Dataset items
▬▬▬

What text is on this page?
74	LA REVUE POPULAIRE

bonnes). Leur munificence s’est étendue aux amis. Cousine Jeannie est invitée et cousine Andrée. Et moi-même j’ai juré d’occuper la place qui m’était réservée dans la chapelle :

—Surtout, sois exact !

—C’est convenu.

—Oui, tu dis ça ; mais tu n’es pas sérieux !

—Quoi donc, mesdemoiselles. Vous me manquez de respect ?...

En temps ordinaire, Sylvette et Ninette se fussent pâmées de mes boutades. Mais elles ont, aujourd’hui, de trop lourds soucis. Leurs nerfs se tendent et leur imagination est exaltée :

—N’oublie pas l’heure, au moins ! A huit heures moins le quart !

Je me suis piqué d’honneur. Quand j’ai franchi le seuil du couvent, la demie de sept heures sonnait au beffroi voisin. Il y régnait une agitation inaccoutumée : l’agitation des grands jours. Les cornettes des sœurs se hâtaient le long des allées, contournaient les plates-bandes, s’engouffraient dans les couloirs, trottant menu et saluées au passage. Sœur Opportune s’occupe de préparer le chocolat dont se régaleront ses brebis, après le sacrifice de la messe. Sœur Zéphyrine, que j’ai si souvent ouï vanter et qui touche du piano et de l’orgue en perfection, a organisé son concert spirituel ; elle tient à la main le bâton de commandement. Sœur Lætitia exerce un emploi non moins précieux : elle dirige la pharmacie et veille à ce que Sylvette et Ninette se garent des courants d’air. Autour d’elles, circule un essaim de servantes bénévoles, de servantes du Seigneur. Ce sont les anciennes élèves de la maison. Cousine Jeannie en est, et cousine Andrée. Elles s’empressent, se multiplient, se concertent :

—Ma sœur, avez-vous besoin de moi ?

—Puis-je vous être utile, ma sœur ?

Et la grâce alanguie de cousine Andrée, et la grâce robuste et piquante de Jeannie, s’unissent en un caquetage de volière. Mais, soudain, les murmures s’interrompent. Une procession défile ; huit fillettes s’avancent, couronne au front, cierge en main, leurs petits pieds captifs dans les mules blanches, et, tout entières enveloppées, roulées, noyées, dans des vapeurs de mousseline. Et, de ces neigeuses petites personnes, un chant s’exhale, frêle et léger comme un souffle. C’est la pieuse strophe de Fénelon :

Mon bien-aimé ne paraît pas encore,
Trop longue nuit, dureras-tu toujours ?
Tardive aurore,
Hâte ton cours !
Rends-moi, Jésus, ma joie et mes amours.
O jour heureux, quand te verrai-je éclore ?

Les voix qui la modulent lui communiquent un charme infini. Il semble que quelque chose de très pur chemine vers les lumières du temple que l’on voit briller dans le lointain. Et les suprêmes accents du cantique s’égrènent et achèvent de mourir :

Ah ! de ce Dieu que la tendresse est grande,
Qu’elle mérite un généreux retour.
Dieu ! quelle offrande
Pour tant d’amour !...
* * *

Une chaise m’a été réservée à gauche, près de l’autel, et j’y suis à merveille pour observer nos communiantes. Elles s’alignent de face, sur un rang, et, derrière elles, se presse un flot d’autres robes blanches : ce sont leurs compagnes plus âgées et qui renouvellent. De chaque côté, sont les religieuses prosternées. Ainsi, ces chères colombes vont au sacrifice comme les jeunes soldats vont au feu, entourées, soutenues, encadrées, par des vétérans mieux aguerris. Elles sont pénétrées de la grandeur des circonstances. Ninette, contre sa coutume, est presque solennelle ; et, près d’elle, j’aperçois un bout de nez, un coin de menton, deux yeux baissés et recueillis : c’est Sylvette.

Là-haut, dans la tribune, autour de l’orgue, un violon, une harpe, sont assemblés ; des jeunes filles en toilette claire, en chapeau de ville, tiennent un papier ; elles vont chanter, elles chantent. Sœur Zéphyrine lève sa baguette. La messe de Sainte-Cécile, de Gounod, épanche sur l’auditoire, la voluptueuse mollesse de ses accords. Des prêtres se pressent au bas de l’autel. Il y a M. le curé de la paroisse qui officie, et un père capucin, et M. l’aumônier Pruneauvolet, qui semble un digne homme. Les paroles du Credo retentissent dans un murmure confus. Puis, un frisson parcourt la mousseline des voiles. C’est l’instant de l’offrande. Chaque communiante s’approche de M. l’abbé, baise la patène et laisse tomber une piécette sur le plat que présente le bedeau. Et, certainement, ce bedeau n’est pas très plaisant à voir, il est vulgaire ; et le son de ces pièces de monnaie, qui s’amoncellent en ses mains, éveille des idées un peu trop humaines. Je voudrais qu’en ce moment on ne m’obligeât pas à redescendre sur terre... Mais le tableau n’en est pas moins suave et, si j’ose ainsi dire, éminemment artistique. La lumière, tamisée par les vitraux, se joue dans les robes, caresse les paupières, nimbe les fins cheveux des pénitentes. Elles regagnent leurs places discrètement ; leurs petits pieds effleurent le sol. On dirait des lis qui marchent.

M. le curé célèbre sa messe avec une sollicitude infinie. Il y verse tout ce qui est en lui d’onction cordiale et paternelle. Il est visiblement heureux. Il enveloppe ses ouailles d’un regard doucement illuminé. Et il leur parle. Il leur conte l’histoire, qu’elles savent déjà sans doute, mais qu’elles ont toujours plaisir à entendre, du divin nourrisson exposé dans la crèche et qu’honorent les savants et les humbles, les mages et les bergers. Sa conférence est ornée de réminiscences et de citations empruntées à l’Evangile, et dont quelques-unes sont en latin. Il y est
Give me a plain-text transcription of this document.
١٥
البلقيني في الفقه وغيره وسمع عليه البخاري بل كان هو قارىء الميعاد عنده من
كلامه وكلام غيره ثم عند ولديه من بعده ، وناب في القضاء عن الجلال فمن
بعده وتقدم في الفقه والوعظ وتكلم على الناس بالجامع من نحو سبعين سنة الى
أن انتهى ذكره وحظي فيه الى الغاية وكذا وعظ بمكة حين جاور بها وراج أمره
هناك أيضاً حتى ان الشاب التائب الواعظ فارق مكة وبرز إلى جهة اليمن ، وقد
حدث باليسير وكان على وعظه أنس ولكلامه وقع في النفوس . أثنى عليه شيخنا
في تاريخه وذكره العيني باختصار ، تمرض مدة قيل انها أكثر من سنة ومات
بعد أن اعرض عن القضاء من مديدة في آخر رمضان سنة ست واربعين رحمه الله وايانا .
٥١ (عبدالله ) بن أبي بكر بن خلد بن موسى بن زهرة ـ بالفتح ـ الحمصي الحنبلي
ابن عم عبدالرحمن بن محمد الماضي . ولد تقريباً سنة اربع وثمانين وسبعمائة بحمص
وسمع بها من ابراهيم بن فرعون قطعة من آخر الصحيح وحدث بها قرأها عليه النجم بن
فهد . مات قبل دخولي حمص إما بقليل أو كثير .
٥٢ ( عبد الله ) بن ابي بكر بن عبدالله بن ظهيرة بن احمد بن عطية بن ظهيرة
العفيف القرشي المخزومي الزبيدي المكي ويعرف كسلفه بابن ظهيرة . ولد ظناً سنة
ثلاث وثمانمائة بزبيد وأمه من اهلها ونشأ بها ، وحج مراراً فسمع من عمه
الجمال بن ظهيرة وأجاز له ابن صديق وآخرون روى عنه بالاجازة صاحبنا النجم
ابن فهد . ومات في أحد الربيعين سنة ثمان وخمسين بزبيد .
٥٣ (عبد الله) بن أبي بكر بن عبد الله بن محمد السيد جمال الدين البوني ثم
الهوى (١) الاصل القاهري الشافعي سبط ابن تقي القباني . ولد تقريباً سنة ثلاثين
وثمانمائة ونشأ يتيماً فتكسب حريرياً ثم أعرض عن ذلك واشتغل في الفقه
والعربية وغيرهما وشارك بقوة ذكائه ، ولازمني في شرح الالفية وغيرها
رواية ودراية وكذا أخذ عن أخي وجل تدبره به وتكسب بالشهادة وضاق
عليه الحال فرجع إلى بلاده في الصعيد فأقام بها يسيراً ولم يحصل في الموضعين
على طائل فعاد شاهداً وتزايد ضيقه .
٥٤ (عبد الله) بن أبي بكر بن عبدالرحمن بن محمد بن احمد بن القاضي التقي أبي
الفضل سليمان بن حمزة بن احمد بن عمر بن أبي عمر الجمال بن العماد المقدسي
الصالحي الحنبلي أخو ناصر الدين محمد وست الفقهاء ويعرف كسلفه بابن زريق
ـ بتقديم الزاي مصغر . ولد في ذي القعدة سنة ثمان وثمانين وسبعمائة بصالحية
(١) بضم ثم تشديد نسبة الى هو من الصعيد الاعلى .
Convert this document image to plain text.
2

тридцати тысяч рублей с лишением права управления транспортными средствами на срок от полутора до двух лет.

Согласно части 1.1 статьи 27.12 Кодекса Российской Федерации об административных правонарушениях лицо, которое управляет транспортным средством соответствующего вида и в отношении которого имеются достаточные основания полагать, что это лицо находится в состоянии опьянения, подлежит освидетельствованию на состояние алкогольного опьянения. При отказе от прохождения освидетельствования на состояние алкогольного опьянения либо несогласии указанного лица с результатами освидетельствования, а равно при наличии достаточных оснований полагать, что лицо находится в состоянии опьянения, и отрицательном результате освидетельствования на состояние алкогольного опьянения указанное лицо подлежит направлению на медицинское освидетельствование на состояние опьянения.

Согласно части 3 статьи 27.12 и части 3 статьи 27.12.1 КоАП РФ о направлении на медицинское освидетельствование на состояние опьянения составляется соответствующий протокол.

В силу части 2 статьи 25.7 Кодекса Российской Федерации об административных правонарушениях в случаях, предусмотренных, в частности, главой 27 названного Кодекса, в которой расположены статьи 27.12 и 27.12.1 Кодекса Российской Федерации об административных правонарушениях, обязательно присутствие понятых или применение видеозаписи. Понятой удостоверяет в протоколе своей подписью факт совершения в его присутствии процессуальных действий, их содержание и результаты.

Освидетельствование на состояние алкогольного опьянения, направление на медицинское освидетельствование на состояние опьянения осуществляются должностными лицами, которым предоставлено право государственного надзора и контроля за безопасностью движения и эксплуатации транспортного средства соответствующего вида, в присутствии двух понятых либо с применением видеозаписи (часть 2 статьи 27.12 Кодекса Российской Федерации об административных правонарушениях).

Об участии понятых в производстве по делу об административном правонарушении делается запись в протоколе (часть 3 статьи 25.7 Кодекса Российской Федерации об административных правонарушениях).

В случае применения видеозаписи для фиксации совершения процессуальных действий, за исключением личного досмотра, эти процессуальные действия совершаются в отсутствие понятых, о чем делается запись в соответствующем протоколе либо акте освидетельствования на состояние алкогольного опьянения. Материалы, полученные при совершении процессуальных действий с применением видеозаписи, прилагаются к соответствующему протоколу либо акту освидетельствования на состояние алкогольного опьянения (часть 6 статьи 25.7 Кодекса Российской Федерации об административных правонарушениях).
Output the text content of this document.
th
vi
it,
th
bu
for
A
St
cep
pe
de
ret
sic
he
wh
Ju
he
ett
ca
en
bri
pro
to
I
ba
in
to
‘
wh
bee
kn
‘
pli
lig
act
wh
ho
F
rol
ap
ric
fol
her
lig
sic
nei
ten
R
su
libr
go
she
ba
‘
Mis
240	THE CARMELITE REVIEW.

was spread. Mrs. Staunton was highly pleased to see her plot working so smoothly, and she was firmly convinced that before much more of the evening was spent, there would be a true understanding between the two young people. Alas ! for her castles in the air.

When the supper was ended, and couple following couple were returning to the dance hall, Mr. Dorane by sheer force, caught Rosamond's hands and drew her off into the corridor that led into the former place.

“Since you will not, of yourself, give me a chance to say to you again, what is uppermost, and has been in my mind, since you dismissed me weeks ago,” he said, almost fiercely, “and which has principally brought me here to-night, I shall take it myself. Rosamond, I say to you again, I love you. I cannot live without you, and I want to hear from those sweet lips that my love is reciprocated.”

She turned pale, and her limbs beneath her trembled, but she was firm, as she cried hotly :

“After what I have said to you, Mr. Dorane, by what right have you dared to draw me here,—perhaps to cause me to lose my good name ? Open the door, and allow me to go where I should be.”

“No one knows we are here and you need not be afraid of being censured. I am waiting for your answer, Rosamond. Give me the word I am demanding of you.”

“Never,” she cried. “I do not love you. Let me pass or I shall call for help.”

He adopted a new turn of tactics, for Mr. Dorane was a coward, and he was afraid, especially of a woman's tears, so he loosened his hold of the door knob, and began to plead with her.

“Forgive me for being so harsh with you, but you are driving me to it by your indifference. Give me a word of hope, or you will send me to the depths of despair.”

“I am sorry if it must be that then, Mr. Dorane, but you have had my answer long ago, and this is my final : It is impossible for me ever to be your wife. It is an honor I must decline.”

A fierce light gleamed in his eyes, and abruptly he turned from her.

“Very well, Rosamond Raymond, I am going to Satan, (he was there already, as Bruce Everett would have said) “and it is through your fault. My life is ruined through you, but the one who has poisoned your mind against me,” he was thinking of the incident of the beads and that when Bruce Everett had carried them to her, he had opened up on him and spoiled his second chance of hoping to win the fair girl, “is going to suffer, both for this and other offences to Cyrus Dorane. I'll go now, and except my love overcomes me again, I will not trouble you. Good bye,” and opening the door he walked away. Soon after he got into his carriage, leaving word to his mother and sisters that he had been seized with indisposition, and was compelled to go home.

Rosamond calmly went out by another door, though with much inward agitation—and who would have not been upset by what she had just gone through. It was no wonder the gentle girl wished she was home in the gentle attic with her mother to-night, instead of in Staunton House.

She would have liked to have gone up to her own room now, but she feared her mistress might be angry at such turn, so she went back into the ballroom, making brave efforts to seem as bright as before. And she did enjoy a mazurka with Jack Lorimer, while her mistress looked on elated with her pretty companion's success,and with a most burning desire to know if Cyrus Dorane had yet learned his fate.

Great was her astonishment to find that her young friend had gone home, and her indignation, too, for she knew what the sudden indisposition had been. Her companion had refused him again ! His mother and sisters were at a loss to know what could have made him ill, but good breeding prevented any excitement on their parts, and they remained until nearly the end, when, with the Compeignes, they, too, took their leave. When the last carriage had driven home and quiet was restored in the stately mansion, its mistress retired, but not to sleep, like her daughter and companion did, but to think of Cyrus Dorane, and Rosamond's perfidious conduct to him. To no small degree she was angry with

▬▬▬

** Goal **
Locate each line containing the string "وسمع" and show it.

** The output **
البلقيني في الفقه وغيره وسمع عليه البخاري بل كان هو قارىء الميعاد عنده من
وسمع بها من ابراهيم بن فرعون قطعة من آخر الصحيح وحدث بها قرأها عليه النجم بن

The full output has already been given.